Dataset rows about figures:
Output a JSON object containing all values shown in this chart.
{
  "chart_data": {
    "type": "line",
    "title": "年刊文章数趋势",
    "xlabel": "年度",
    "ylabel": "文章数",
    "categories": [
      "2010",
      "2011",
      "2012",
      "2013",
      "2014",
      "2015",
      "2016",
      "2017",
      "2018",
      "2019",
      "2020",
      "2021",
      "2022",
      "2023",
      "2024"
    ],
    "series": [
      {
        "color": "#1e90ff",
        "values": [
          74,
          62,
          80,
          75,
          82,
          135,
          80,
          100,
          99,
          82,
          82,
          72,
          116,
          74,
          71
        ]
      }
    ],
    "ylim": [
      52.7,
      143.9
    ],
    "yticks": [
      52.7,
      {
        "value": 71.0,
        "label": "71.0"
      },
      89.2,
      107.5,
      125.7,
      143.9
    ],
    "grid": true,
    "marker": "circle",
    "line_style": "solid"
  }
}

### What you should do
Quote the data above in full, changing nothing.

### Solved problem
Output a JSON object containing all values shown in this chart.
{
  "chart_data": {
    "type": "line",
    "title": "年刊文章数趋势",
    "xlabel": "年度",
    "ylabel": "文章数",
    "categories": [
      "2010",
      "2011",
      "2012",
      "2013",
      "2014",
      "2015",
      "2016",
      "2017",
      "2018",
      "2019",
      "2020",
      "2021",
      "2022",
      "2023",
      "2024"
    ],
    "series": [
      {
        "color": "#1e90ff",
        "values": [
          74,
          62,
          80,
          75,
          82,
          135,
          80,
          100,
          99,
          82,
          82,
          72,
          116,
          74,
          71
        ]
      }
    ],
    "ylim": [
      52.7,
      143.9
    ],
    "yticks": [
      52.7,
      {
        "value": 71.0,
        "label": "71.0"
      },
      89.2,
      107.5,
      125.7,
      143.9
    ],
    "grid": true,
    "marker": "circle",
    "line_style": "solid"
  }
}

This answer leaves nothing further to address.